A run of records
-- START --

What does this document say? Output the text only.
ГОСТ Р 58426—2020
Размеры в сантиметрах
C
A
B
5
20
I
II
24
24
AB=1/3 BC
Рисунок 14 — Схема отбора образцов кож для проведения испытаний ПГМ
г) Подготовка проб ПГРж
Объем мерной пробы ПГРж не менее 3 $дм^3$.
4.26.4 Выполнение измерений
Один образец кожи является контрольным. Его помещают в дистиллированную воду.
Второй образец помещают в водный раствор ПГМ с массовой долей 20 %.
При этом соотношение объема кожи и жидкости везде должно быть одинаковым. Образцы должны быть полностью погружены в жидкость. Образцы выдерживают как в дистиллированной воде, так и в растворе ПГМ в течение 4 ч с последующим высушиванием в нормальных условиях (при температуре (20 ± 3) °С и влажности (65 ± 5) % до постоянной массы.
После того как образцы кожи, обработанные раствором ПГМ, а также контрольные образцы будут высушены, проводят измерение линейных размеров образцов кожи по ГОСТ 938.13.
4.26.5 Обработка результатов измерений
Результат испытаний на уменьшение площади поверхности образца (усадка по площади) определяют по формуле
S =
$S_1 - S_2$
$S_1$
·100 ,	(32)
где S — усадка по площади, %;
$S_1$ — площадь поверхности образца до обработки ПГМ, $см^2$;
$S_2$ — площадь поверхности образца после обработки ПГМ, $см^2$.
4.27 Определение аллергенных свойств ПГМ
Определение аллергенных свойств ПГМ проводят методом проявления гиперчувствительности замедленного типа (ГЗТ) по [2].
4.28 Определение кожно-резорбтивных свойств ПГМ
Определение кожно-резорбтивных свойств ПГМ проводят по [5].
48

-- END --

_What you are asked to do:_
Reproduce all of the data exactly as given.

_Result below:_
What does this document say? Output the text only.
ГОСТ Р 58426—2020
Размеры в сантиметрах
C
A
B
5
20
I
II
24
24
AB=1/3 BC
Рисунок 14 — Схема отбора образцов кож для проведения испытаний ПГМ
г) Подготовка проб ПГРж
Объем мерной пробы ПГРж не менее 3 $дм^3$.
4.26.4 Выполнение измерений
Один образец кожи является контрольным. Его помещают в дистиллированную воду.
Второй образец помещают в водный раствор ПГМ с массовой долей 20 %.
При этом соотношение объема кожи и жидкости везде должно быть одинаковым. Образцы должны быть полностью погружены в жидкость. Образцы выдерживают как в дистиллированной воде, так и в растворе ПГМ в течение 4 ч с последующим высушиванием в нормальных условиях (при температуре (20 ± 3) °С и влажности (65 ± 5) % до постоянной массы.
После того как образцы кожи, обработанные раствором ПГМ, а также контрольные образцы будут высушены, проводят измерение линейных размеров образцов кожи по ГОСТ 938.13.
4.26.5 Обработка результатов измерений
Результат испытаний на уменьшение площади поверхности образца (усадка по площади) определяют по формуле
S =
$S_1 - S_2$
$S_1$
·100 ,	(32)
где S — усадка по площади, %;
$S_1$ — площадь поверхности образца до обработки ПГМ, $см^2$;
$S_2$ — площадь поверхности образца после обработки ПГМ, $см^2$.
4.27 Определение аллергенных свойств ПГМ
Определение аллергенных свойств ПГМ проводят методом проявления гиперчувствительности замедленного типа (ГЗТ) по [2].
4.28 Определение кожно-резорбтивных свойств ПГМ
Определение кожно-резорбтивных свойств ПГМ проводят по [5].
48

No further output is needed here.